**What is being asked:** Extract from the listing each line in which the word "Comparison" appears.

(Records contained in a dataset)
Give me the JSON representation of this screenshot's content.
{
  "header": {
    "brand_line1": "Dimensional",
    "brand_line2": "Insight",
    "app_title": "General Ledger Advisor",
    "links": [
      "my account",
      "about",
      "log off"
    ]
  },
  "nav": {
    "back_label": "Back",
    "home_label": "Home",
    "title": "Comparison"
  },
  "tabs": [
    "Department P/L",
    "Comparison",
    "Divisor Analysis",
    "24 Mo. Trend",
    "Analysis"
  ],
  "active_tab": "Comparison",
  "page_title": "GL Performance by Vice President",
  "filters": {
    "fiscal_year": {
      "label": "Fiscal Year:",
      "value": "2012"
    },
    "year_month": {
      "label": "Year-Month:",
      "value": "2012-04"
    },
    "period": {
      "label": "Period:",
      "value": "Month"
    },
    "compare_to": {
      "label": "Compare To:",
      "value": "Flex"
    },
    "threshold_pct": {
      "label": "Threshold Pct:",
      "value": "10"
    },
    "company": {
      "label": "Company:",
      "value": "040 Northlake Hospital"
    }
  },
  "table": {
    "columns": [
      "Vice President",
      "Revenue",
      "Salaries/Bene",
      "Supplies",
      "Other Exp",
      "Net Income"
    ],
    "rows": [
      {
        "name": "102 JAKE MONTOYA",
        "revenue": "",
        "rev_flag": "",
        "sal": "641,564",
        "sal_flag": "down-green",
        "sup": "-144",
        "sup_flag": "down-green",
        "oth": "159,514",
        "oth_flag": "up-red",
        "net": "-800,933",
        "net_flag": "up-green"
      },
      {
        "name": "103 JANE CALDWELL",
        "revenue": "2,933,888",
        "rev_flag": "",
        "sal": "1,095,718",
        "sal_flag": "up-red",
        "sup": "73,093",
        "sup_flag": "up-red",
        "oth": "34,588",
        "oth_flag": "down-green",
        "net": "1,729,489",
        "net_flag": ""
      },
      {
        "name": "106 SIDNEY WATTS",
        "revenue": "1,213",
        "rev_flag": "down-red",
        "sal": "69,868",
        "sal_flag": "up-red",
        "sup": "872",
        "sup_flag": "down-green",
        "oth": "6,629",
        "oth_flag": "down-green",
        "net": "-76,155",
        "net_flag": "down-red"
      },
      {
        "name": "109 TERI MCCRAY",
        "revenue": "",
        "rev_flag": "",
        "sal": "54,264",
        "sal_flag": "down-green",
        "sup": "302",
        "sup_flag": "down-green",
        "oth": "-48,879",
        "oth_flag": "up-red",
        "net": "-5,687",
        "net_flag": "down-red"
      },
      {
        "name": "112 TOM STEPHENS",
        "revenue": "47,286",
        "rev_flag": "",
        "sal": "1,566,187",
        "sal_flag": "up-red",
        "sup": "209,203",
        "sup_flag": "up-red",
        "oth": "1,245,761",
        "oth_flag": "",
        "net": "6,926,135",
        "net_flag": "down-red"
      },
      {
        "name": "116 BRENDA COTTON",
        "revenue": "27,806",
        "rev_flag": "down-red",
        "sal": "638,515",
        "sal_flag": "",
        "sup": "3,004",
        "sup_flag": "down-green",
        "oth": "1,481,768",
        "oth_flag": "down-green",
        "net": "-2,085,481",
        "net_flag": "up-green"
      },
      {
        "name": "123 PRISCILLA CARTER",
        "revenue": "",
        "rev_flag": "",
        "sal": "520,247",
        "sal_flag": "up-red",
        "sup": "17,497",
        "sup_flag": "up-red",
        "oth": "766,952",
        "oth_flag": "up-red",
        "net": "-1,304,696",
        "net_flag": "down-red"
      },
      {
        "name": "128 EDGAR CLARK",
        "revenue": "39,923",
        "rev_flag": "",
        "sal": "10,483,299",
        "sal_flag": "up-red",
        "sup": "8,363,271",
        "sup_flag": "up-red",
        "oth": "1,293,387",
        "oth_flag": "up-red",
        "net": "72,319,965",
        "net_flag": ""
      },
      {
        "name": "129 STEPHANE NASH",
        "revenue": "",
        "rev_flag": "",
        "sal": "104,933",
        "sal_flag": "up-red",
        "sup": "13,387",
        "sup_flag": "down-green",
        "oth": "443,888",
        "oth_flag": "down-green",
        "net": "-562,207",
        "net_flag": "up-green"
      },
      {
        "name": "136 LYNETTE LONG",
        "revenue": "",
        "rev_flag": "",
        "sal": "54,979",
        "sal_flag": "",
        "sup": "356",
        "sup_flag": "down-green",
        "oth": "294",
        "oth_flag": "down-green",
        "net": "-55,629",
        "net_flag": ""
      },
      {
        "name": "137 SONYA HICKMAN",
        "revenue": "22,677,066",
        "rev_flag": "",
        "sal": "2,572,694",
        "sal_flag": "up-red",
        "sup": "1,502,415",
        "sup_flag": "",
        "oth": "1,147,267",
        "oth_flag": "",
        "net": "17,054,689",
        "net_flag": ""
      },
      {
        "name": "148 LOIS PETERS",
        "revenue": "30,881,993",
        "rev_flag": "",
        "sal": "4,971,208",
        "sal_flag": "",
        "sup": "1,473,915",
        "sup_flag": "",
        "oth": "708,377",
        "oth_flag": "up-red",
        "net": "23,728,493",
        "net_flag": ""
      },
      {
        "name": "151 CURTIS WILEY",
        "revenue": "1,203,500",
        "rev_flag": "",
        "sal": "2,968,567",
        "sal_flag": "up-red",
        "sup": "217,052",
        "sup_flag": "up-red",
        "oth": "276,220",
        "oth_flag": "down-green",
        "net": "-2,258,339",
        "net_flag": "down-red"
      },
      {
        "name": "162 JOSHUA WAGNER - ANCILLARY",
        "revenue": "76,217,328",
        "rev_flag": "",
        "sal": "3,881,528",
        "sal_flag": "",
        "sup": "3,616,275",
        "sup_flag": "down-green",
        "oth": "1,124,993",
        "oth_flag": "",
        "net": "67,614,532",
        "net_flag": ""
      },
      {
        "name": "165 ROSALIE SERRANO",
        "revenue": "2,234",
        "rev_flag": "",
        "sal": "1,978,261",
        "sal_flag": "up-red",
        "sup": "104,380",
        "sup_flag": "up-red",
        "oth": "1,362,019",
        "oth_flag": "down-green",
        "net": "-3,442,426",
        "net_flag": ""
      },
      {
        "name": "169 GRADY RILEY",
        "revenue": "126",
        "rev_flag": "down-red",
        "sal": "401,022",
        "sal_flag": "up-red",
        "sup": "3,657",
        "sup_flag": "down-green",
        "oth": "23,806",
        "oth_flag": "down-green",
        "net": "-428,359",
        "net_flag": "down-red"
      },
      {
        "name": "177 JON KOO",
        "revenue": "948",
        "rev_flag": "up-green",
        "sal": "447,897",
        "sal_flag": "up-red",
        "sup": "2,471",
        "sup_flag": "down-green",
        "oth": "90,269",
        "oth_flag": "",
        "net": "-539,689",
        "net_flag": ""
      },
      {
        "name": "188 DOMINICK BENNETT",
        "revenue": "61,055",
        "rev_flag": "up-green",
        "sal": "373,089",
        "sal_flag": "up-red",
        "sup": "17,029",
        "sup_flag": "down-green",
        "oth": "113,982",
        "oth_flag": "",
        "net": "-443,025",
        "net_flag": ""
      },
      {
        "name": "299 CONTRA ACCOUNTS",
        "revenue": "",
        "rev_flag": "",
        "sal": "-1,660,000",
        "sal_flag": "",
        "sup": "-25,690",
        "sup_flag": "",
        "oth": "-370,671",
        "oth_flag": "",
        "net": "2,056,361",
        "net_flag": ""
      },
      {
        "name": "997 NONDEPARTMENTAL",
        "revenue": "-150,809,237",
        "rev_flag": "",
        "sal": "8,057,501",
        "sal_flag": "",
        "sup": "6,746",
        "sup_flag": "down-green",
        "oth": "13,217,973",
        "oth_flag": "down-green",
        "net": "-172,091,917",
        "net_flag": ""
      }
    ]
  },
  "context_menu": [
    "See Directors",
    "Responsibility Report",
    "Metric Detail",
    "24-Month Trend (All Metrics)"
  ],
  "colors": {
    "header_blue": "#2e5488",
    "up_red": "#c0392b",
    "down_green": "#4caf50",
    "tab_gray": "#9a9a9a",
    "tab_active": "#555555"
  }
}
---
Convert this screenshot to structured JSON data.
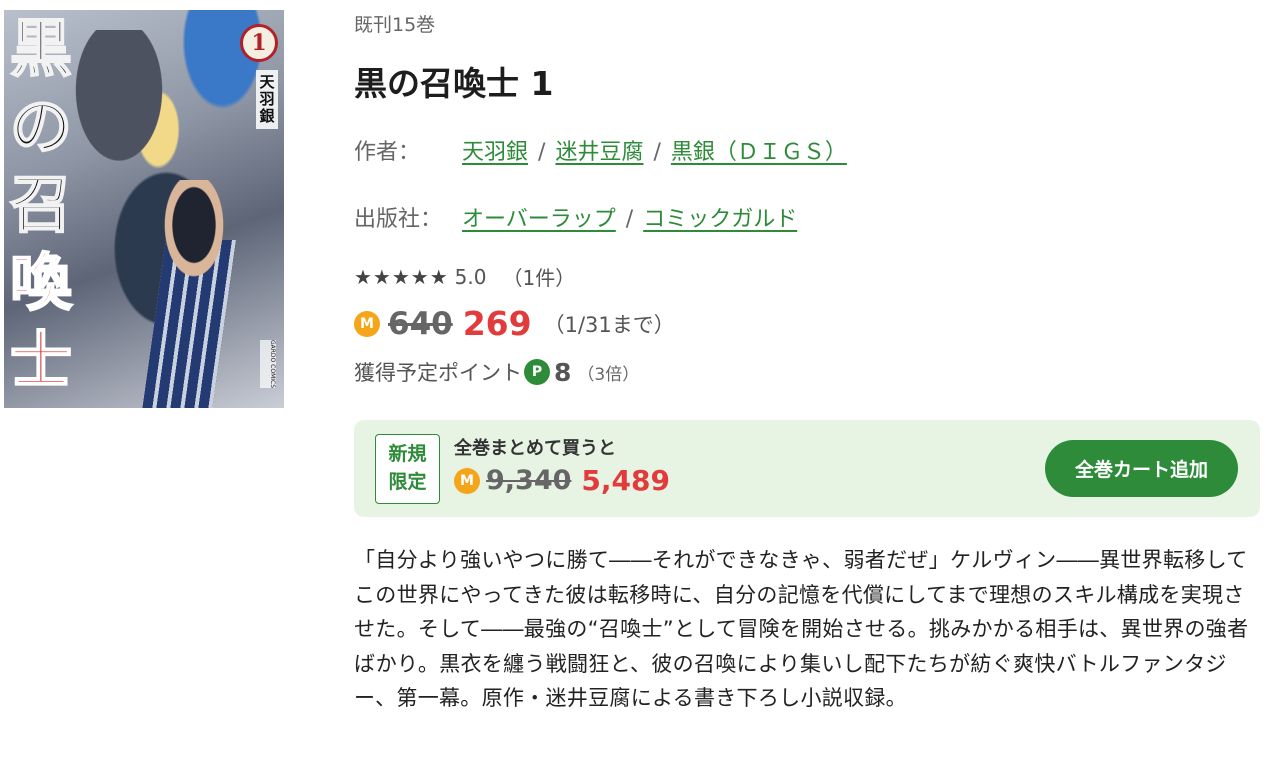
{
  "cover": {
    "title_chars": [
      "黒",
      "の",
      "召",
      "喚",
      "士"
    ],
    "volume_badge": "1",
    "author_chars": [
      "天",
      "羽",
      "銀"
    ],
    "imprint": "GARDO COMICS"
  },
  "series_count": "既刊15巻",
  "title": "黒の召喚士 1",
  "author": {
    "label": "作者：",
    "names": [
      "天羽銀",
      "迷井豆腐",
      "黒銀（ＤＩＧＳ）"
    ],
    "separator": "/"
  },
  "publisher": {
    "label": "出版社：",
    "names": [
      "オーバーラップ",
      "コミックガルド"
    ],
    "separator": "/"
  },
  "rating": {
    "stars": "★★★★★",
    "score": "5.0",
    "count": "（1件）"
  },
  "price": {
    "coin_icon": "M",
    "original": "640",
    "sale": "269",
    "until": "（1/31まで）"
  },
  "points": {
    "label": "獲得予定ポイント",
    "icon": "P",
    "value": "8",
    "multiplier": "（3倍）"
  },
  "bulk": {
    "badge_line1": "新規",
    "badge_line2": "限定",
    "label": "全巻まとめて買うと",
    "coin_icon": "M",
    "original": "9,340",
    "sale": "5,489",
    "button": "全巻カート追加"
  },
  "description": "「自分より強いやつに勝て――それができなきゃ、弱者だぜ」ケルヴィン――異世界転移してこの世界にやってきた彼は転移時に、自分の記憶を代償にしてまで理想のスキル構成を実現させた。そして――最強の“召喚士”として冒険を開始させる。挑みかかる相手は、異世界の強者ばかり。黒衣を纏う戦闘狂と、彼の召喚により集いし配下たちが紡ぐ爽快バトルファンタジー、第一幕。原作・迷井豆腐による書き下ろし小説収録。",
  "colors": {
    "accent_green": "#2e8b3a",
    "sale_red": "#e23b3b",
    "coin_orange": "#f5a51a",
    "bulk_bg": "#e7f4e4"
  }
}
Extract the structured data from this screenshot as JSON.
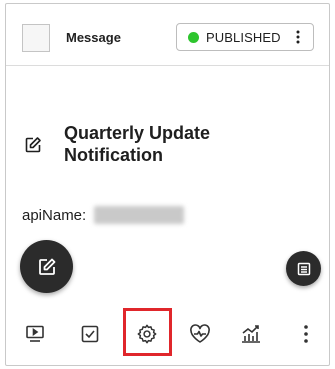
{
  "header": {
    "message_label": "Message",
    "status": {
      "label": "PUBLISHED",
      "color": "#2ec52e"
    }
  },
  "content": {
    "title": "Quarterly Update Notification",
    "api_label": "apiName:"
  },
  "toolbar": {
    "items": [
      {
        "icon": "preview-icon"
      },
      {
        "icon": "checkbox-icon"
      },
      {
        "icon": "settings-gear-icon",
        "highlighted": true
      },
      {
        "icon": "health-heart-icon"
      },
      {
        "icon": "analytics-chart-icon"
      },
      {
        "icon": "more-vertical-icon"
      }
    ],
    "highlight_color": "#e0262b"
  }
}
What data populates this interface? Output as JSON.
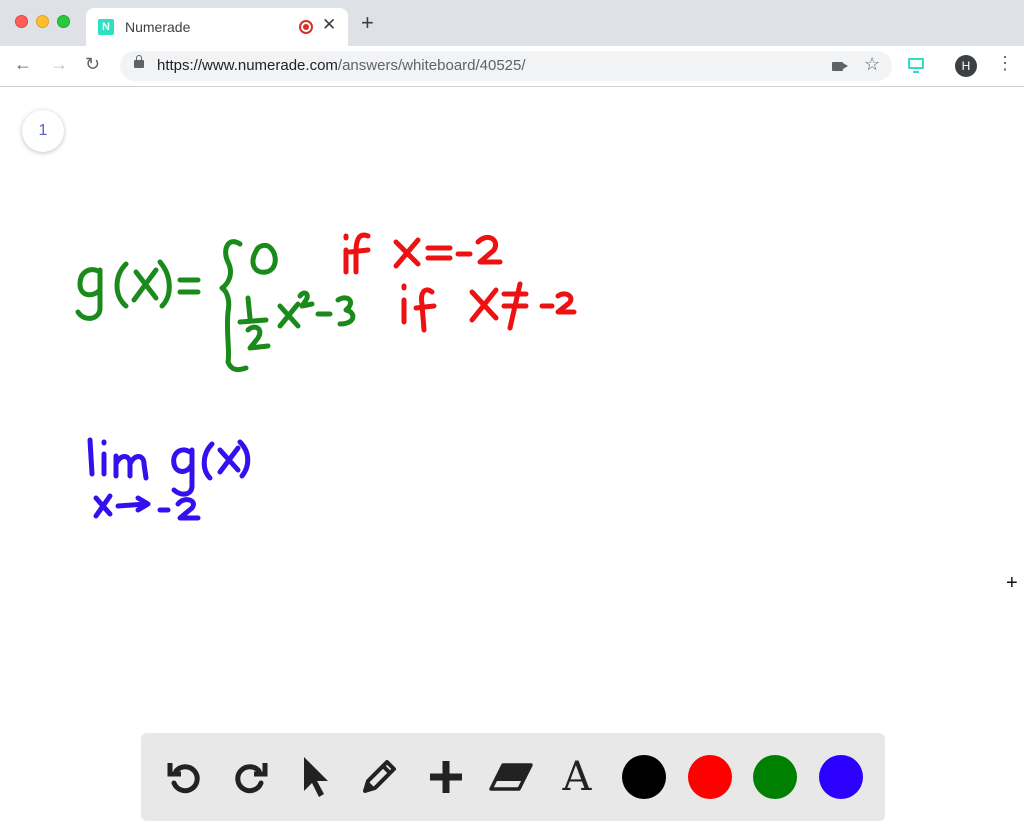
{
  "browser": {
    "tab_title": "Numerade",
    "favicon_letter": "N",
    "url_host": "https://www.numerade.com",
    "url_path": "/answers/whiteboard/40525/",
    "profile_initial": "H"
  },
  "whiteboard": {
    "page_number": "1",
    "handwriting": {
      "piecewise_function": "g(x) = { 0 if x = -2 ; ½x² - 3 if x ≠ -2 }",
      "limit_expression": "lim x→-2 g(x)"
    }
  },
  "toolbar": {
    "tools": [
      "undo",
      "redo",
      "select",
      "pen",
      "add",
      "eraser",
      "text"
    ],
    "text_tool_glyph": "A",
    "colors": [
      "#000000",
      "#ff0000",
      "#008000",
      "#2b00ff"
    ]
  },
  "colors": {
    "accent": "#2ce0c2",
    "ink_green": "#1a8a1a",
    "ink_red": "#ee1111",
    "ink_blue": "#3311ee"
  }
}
==
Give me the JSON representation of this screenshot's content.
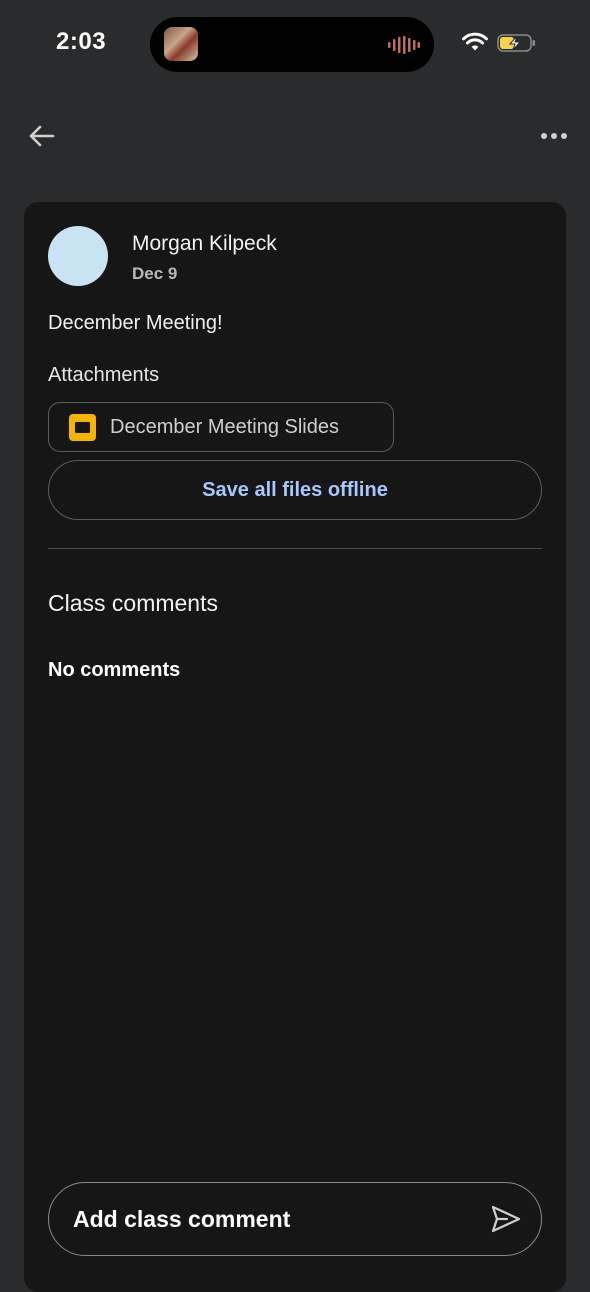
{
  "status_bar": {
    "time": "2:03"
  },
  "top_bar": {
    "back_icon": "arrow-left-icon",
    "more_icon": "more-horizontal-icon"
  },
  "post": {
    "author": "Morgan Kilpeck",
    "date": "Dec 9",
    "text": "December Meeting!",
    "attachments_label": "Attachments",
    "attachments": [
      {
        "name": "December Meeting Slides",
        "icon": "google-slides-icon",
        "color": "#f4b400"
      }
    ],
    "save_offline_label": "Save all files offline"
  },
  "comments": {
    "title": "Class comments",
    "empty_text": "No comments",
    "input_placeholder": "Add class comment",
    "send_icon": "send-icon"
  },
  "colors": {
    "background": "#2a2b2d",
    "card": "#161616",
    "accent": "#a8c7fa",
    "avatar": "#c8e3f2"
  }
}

**Response below:**
    "title": "Comparison"
    "Comparison",
  "active_tab": "Comparison",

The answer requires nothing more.